→ What you should do
Copy out every line that contains the word "establecido".
=====
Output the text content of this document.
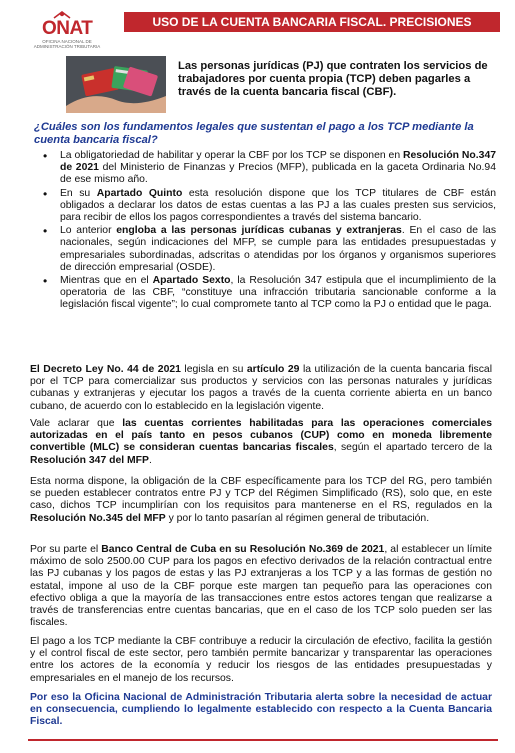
ONAT
OFICINA NACIONAL DE ADMINISTRACIÓN TRIBUTARIA
USO DE LA CUENTA BANCARIA FISCAL. PRECISIONES

Las personas jurídicas (PJ) que contraten los servicios de trabajadores por cuenta propia (TCP) deben pagarles a través de la cuenta bancaria fiscal (CBF).

¿Cuáles son los fundamentos legales que sustentan el pago a los TCP mediante la cuenta bancaria fiscal?

• La obligatoriedad de habilitar y operar la CBF por los TCP se disponen en Resolución No.347 de 2021 del Ministerio de Finanzas y Precios (MFP), publicada en la gaceta Ordinaria No.94 de ese mismo año.
• En su Apartado Quinto esta resolución dispone que los TCP titulares de CBF están obligados a declarar los datos de estas cuentas a las PJ a las cuales presten sus servicios, para recibir de ellos los pagos correspondientes a través del sistema bancario.
• Lo anterior engloba a las personas jurídicas cubanas y extranjeras. En el caso de las nacionales, según indicaciones del MFP, se cumple para las entidades presupuestadas y empresariales subordinadas, adscritas o atendidas por los órganos y organismos superiores de dirección empresarial (OSDE).
• Mientras que en el Apartado Sexto, la Resolución 347 estipula que el incumplimiento de la operatoria de las CBF, “constituye una infracción tributaria sancionable conforme a la legislación fiscal vigente”; lo cual compromete tanto al TCP como la PJ o entidad que le paga.

El Decreto Ley No. 44 de 2021 legisla en su artículo 29 la utilización de la cuenta bancaria fiscal por el TCP para comercializar sus productos y servicios con las personas naturales y jurídicas cubanas y extranjeras y ejecutar los pagos a través de la cuenta corriente abierta en un banco cubano, de acuerdo con lo establecido en la legislación vigente.

Vale aclarar que las cuentas corrientes habilitadas para las operaciones comerciales autorizadas en el país tanto en pesos cubanos (CUP) como en moneda libremente convertible (MLC) se consideran cuentas bancarias fiscales, según el apartado tercero de la Resolución 347 del MFP.

Esta norma dispone, la obligación de la CBF específicamente para los TCP del RG, pero también se pueden establecer contratos entre PJ y TCP del Régimen Simplificado (RS), solo que, en este caso, dichos TCP incumplirían con los requisitos para mantenerse en el RS, regulados en la Resolución No.345 del MFP y por lo tanto pasarían al régimen general de tributación.

Por su parte el Banco Central de Cuba en su Resolución No.369 de 2021, al establecer un límite máximo de solo 2500.00 CUP para los pagos en efectivo derivados de la relación contractual entre las PJ cubanas y los pagos de estas y las PJ extranjeras a los TCP y a las formas de gestión no estatal, impone al uso de la CBF porque este margen tan pequeño para las operaciones con efectivo obliga a que la mayoría de las transacciones entre estos actores tengan que realizarse a través de transferencias entre cuentas bancarias, que en el caso de los TCP solo pueden ser las fiscales.

El pago a los TCP mediante la CBF contribuye a reducir la circulación de efectivo, facilita la gestión y el control fiscal de este sector, pero también permite bancarizar y transparentar las operaciones entre los actores de la economía y reducir los riesgos de las entidades presupuestadas y empresariales en el manejo de los recursos.

Por eso la Oficina Nacional de Administración Tributaria alerta sobre la necesidad de actuar en consecuencia, cumpliendo lo legalmente establecido con respecto a la Cuenta Bancaria Fiscal.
=====
→ Answer
El Decreto Ley No. 44 de 2021 legisla en su artículo 29 la utilización de la cuenta bancaria fiscal por el TCP para comercializar sus productos y servicios con las personas naturales y jurídicas cubanas y extranjeras y ejecutar los pagos a través de la cuenta corriente abierta en un banco cubano, de acuerdo con lo establecido en la legislación vigente.
Por eso la Oficina Nacional de Administración Tributaria alerta sobre la necesidad de actuar en consecuencia, cumpliendo lo legalmente establecido con respecto a la Cuenta Bancaria Fiscal.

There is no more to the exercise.